◆ **WHAT YOU WILL DO**
Omit the images. Restate all of the records word for word.

+ + + + +

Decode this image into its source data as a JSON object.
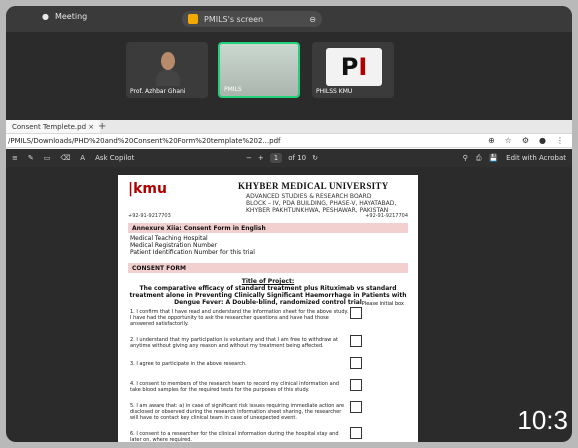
{
  "topbar": {
    "meeting_label": "Meeting",
    "share_label": "PMILS's screen"
  },
  "participants": [
    {
      "name": "Prof. Azhbar Ghani"
    },
    {
      "name": "PMILS"
    },
    {
      "name": "PHILSS KMU"
    }
  ],
  "browser": {
    "tab_label": "Consent Templete.pd ×",
    "address": "/PMILS/Downloads/PHD%20and%20Consent%20Form%20template%202...pdf"
  },
  "pdf_toolbar": {
    "ask_copilot": "Ask Copilot",
    "page_current": "1",
    "page_total": "of 10",
    "edit_label": "Edit with Acrobat"
  },
  "document": {
    "logo": "kmu",
    "university": "KHYBER MEDICAL UNIVERSITY",
    "subtitle": "ADVANCED STUDIES & RESEARCH BOARD",
    "address_line": "BLOCK – IV, PDA BUILDING, PHASE-V, HAYATABAD, KHYBER PAKHTUNKHWA, PESHAWAR, PAKISTAN",
    "phone_left": "+92-91-9217703",
    "phone_right": "+92-91-9217704",
    "annexure": "Annexure Xiia: Consent Form in English",
    "lines": [
      "Medical Teaching Hospital",
      "Medical Registration Number",
      "Patient Identification Number for this trial"
    ],
    "consent_header": "CONSENT FORM",
    "project_title_label": "Title of Project:",
    "project_title": "The comparative efficacy of standard treatment plus Rituximab vs standard treatment alone in Preventing Clinically Significant Haemorrhage in Patients with Dengue Fever: A Double-blind, randomized control trial",
    "please_initial": "Please initial box",
    "items": [
      "1. I confirm that I have read and understand the information sheet for the above study. I have had the opportunity to ask the researcher questions and have had those answered satisfactorily.",
      "2. I understand that my participation is voluntary and that I am free to withdraw at anytime without giving any reason and without my treatment being affected.",
      "3. I agree to participate in the above research.",
      "4. I consent to members of the research team to record my clinical information and take blood samples for the required tests for the purposes of this study.",
      "5. I am aware that: a) in case of significant risk issues requiring immediate action are disclosed or observed during the research information sheet sharing, the researcher will have to contact key clinical team in case of unexpected event.",
      "6. I consent to a researcher for the clinical information during the hospital stay and later on, where required."
    ]
  },
  "clock": "10:3"
}
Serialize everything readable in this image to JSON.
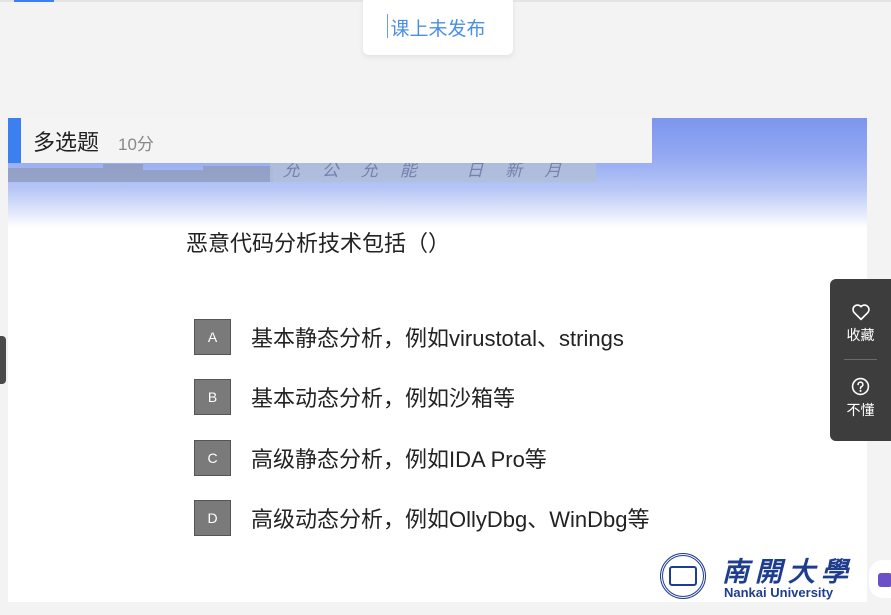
{
  "status_pill": {
    "label": "课上未发布"
  },
  "question_header": {
    "type_label": "多选题",
    "score_label": "10分"
  },
  "banner": {
    "motto": "允公允能 日新月异"
  },
  "question": {
    "text": "恶意代码分析技术包括（）"
  },
  "options": [
    {
      "letter": "A",
      "text": "基本静态分析，例如virustotal、strings"
    },
    {
      "letter": "B",
      "text": "基本动态分析，例如沙箱等"
    },
    {
      "letter": "C",
      "text": "高级静态分析，例如IDA Pro等"
    },
    {
      "letter": "D",
      "text": "高级动态分析，例如OllyDbg、WinDbg等"
    }
  ],
  "logo": {
    "cn": "南開大學",
    "en": "Nankai University"
  },
  "side_panel": {
    "favorite_label": "收藏",
    "favorite_icon": "heart-icon",
    "confused_label": "不懂",
    "confused_icon": "question-circle-icon"
  },
  "colors": {
    "accent": "#3b7ff0",
    "status_text": "#4a90e2",
    "option_box": "#7a7a7a",
    "side_panel": "#3d3d3d",
    "logo": "#1e3d8f"
  }
}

+ + + + +

◆ **OUTPUT OF THE EXERCISE**
Decode this image into its source data as a JSON object.
{
  "topbar": {
    "meeting_label": "Meeting",
    "share_label": "PMILS's screen"
  },
  "participants": [
    {
      "name": "Prof. Azhbar Ghani"
    },
    {
      "name": "PMILS"
    },
    {
      "name": "PHILSS KMU"
    }
  ],
  "browser": {
    "tab_label": "Consent Templete.pd ×",
    "address": "/PMILS/Downloads/PHD%20and%20Consent%20Form%20template%202...pdf"
  },
  "pdf_toolbar": {
    "ask_copilot": "Ask Copilot",
    "page_current": "1",
    "page_total": "of 10",
    "edit_label": "Edit with Acrobat"
  },
  "document": {
    "logo": "kmu",
    "university": "KHYBER MEDICAL UNIVERSITY",
    "subtitle": "ADVANCED STUDIES & RESEARCH BOARD",
    "address_line": "BLOCK – IV, PDA BUILDING, PHASE-V, HAYATABAD, KHYBER PAKHTUNKHWA, PESHAWAR, PAKISTAN",
    "phone_left": "+92-91-9217703",
    "phone_right": "+92-91-9217704",
    "annexure": "Annexure Xiia: Consent Form in English",
    "lines": [
      "Medical Teaching Hospital",
      "Medical Registration Number",
      "Patient Identification Number for this trial"
    ],
    "consent_header": "CONSENT FORM",
    "project_title_label": "Title of Project:",
    "project_title": "The comparative efficacy of standard treatment plus Rituximab vs standard treatment alone in Preventing Clinically Significant Haemorrhage in Patients with Dengue Fever: A Double-blind, randomized control trial",
    "please_initial": "Please initial box",
    "items": [
      "1. I confirm that I have read and understand the information sheet for the above study. I have had the opportunity to ask the researcher questions and have had those answered satisfactorily.",
      "2. I understand that my participation is voluntary and that I am free to withdraw at anytime without giving any reason and without my treatment being affected.",
      "3. I agree to participate in the above research.",
      "4. I consent to members of the research team to record my clinical information and take blood samples for the required tests for the purposes of this study.",
      "5. I am aware that: a) in case of significant risk issues requiring immediate action are disclosed or observed during the research information sheet sharing, the researcher will have to contact key clinical team in case of unexpected event.",
      "6. I consent to a researcher for the clinical information during the hospital stay and later on, where required."
    ]
  },
  "clock": "10:3"
}
Serialize everything readable in this image to JSON.
{
  "status_pill": {
    "label": "课上未发布"
  },
  "question_header": {
    "type_label": "多选题",
    "score_label": "10分"
  },
  "banner": {
    "motto": "允公允能 日新月异"
  },
  "question": {
    "text": "恶意代码分析技术包括（）"
  },
  "options": [
    {
      "letter": "A",
      "text": "基本静态分析，例如virustotal、strings"
    },
    {
      "letter": "B",
      "text": "基本动态分析，例如沙箱等"
    },
    {
      "letter": "C",
      "text": "高级静态分析，例如IDA Pro等"
    },
    {
      "letter": "D",
      "text": "高级动态分析，例如OllyDbg、WinDbg等"
    }
  ],
  "logo": {
    "cn": "南開大學",
    "en": "Nankai University"
  },
  "side_panel": {
    "favorite_label": "收藏",
    "favorite_icon": "heart-icon",
    "confused_label": "不懂",
    "confused_icon": "question-circle-icon"
  },
  "colors": {
    "accent": "#3b7ff0",
    "status_text": "#4a90e2",
    "option_box": "#7a7a7a",
    "side_panel": "#3d3d3d",
    "logo": "#1e3d8f"
  }
}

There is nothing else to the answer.